§ **What to work on**
Isolate every line in the records below with "this" in it.

§ **Given entries**
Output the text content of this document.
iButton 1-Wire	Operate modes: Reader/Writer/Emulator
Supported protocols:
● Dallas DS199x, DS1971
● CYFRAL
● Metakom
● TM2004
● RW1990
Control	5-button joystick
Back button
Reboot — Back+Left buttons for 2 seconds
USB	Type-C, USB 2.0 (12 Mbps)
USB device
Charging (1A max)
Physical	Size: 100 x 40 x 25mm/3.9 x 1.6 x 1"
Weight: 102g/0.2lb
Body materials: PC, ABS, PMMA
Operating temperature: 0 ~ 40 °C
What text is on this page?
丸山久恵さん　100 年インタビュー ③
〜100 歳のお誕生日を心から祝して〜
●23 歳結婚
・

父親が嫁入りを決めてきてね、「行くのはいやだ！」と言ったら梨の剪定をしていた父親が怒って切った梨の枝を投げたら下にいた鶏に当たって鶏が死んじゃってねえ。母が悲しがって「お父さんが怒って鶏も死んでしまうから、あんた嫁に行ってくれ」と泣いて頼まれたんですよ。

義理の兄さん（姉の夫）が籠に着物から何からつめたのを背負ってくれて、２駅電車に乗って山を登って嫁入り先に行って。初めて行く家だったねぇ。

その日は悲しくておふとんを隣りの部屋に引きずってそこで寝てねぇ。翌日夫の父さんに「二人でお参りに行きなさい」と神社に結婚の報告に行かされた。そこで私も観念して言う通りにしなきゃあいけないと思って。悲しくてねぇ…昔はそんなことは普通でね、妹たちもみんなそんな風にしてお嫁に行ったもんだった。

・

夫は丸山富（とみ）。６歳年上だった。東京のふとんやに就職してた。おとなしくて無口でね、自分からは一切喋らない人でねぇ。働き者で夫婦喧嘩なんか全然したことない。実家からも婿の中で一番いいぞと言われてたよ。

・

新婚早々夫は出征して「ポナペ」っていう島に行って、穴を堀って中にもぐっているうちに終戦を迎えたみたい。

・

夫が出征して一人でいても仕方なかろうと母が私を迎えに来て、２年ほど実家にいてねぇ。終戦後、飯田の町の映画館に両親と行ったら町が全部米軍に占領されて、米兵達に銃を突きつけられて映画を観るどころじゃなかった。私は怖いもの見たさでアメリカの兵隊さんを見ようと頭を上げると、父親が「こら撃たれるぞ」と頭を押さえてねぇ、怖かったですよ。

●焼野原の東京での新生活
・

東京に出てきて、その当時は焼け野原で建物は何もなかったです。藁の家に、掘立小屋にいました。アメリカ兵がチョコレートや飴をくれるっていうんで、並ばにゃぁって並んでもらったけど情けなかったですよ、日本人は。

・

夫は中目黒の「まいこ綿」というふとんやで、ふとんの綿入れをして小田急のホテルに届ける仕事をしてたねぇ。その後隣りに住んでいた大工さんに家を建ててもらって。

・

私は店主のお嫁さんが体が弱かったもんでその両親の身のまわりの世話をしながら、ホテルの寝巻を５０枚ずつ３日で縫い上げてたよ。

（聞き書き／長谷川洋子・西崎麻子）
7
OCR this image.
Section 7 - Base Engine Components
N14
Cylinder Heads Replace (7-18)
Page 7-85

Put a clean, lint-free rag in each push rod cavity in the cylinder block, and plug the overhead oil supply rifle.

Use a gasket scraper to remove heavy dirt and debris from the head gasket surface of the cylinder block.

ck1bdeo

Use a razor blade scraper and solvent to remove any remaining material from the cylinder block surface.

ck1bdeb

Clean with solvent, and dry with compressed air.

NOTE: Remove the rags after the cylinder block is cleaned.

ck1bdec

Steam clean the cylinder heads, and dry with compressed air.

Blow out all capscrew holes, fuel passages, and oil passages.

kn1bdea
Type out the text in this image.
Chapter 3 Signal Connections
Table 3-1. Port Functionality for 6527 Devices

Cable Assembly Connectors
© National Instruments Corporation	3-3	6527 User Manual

§ **Right answer**
Output the text content of this document.
What text is on this page?
OCR this image.
Type out the text in this image.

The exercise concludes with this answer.